> _Dataset_:
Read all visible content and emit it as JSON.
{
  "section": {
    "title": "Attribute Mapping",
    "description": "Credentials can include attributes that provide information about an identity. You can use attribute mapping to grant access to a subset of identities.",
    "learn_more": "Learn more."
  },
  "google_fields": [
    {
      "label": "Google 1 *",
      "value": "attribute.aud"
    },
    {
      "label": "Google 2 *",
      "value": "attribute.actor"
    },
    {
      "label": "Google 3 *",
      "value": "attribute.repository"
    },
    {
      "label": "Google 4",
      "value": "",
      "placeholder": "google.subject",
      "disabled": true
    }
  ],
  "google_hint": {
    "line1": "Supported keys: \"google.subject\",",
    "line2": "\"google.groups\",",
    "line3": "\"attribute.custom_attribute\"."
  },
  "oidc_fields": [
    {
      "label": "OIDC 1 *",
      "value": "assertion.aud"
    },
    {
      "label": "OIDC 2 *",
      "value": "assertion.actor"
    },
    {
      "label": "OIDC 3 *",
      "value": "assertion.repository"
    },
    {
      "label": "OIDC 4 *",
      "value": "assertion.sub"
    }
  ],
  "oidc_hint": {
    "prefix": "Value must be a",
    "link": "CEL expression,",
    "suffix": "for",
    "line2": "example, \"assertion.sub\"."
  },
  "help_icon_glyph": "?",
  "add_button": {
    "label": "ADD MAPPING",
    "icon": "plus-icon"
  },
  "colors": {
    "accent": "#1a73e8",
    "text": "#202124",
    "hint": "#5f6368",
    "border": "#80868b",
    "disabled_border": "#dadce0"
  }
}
...
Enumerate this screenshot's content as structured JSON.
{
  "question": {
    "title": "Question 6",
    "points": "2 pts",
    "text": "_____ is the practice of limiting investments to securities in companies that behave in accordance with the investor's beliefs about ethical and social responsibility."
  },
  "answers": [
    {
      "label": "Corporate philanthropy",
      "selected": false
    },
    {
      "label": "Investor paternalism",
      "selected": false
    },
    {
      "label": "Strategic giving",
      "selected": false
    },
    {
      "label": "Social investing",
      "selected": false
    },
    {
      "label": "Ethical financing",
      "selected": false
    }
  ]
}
...
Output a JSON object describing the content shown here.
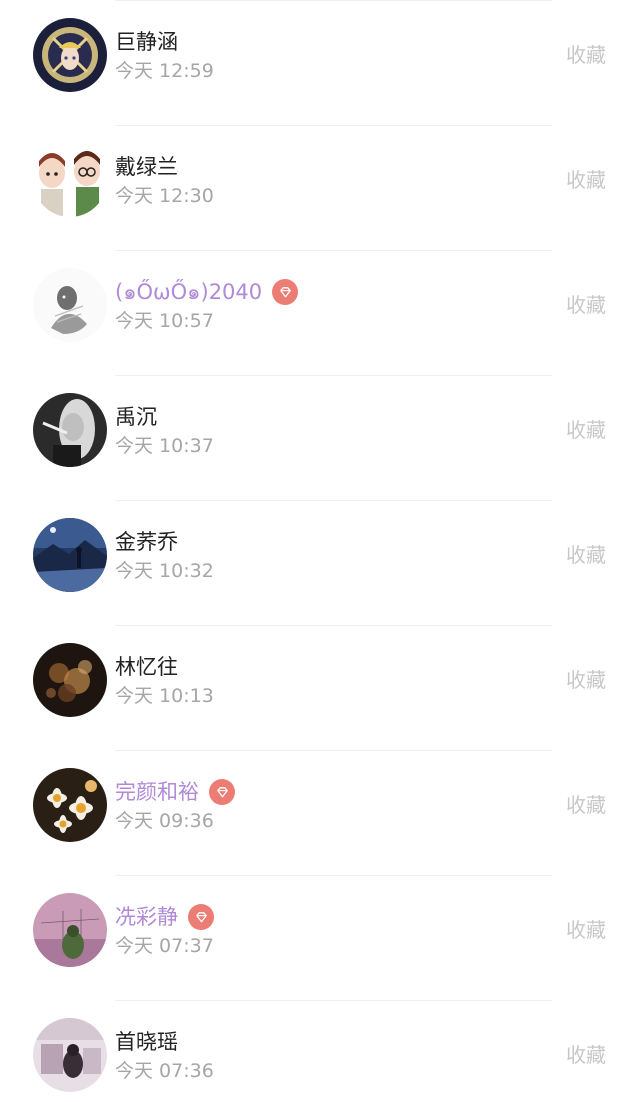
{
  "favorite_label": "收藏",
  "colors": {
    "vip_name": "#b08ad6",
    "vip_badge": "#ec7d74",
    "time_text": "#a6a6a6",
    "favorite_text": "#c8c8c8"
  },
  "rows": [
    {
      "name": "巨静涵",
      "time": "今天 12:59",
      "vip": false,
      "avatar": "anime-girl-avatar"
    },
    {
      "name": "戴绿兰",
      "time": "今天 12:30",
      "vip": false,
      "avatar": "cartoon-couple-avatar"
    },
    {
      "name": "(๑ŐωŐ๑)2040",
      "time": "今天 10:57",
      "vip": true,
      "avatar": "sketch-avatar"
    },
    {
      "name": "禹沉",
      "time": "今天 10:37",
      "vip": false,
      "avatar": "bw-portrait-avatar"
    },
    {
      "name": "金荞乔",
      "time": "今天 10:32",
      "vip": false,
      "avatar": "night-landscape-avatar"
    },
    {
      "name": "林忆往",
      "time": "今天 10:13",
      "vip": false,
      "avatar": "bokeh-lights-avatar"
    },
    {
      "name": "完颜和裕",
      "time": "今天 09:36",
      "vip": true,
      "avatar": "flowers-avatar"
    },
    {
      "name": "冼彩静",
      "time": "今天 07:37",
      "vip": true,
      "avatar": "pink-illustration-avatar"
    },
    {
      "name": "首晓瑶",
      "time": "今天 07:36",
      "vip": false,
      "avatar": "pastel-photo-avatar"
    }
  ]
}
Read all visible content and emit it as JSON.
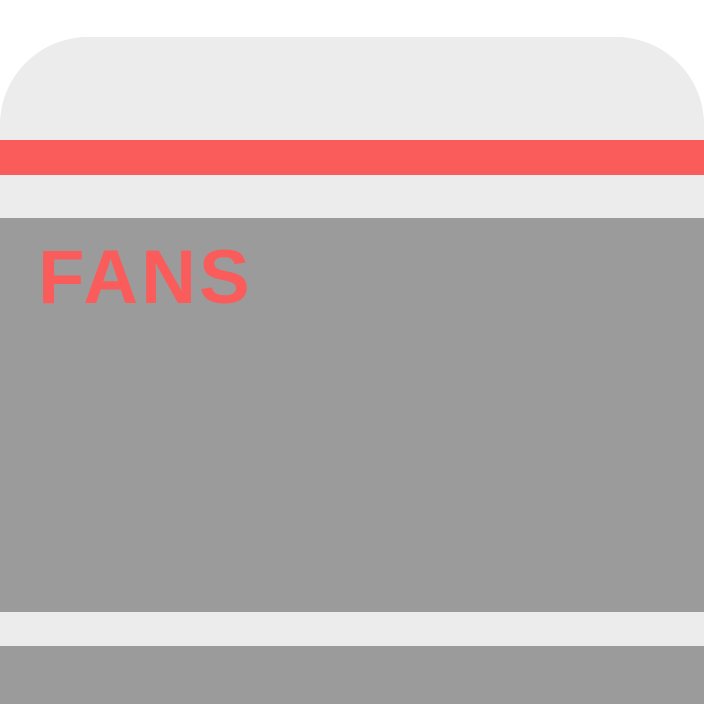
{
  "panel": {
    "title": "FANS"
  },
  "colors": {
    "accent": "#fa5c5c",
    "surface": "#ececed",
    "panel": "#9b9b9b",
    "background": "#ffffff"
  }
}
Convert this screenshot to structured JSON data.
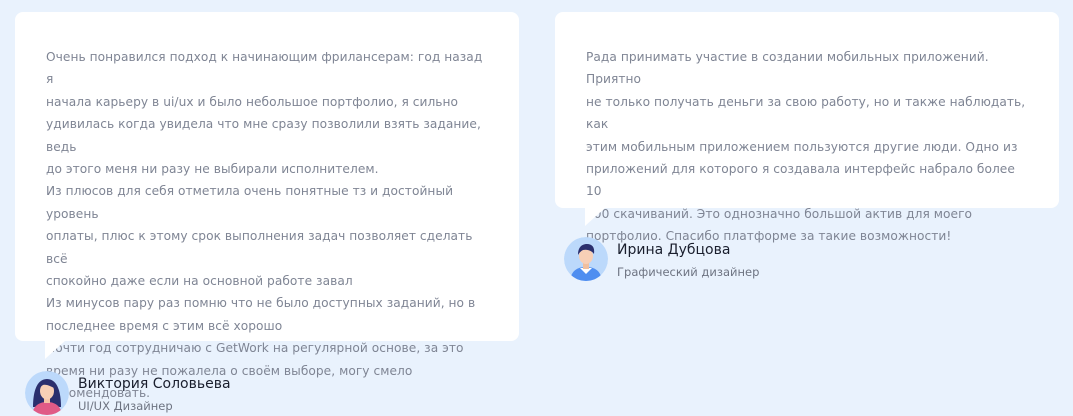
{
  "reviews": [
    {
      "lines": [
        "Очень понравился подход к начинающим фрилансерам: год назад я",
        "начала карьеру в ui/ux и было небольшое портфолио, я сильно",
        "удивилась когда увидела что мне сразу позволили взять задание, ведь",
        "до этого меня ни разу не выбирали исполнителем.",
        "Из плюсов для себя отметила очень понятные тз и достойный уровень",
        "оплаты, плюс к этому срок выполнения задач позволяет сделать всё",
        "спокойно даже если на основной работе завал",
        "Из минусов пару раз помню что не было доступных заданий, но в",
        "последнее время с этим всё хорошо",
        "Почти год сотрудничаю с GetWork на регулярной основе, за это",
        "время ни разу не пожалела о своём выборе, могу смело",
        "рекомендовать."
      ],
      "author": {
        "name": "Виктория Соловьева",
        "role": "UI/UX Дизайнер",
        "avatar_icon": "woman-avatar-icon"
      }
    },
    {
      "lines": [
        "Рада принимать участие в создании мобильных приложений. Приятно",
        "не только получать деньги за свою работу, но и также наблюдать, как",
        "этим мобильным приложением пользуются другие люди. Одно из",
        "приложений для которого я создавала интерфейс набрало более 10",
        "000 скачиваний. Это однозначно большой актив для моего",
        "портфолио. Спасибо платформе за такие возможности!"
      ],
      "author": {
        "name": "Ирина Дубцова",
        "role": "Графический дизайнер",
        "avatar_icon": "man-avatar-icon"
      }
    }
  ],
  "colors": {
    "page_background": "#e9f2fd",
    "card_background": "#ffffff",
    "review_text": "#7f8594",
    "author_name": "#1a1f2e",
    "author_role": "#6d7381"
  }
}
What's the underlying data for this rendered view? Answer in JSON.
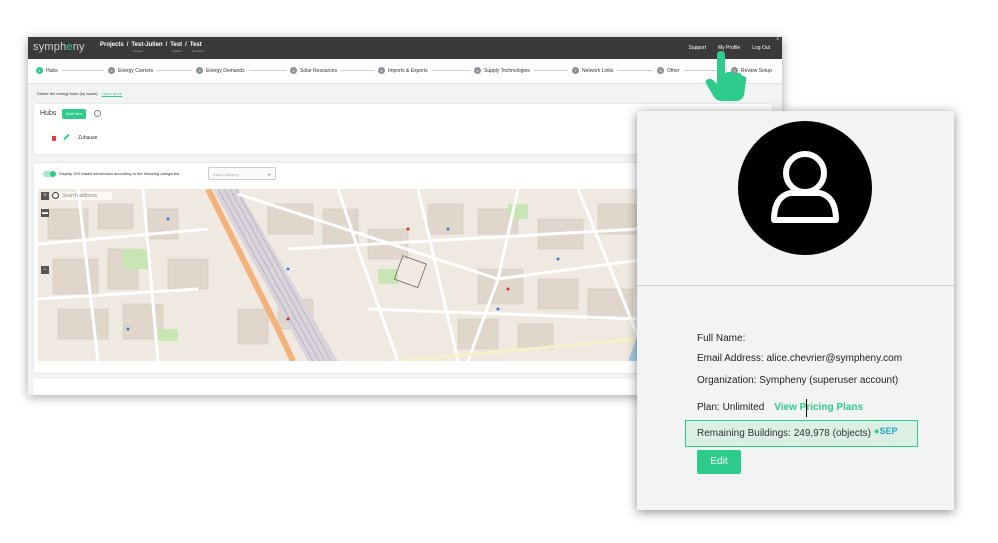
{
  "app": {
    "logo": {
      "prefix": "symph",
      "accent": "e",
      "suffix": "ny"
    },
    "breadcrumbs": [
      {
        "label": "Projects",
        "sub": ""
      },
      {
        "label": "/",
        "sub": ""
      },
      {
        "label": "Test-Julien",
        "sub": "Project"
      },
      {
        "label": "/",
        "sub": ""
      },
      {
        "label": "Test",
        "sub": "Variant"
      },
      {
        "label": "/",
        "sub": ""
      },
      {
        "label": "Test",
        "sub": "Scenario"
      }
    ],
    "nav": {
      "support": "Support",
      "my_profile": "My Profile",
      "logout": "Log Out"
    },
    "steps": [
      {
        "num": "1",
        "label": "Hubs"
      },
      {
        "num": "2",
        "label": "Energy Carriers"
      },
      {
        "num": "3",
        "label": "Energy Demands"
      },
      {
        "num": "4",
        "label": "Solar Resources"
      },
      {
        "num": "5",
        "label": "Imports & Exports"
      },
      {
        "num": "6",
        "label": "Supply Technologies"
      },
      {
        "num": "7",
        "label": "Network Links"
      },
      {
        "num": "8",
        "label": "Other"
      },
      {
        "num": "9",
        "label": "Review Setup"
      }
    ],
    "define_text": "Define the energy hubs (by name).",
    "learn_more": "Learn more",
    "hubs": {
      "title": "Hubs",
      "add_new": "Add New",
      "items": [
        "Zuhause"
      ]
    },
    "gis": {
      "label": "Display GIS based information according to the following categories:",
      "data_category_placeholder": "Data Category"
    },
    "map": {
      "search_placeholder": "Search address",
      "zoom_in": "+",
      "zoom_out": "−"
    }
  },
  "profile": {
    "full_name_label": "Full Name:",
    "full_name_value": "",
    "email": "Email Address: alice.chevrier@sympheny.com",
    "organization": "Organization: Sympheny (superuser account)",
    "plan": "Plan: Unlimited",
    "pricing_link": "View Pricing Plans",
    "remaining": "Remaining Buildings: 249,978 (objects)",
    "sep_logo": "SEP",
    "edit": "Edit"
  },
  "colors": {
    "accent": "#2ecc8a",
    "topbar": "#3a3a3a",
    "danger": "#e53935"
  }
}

> _Set task_:
Identify lines with the string "subject". Copy each one.

> _Solution to this exercise_:
      "placeholder": "google.subject",
    "line1": "Supported keys: \"google.subject\",",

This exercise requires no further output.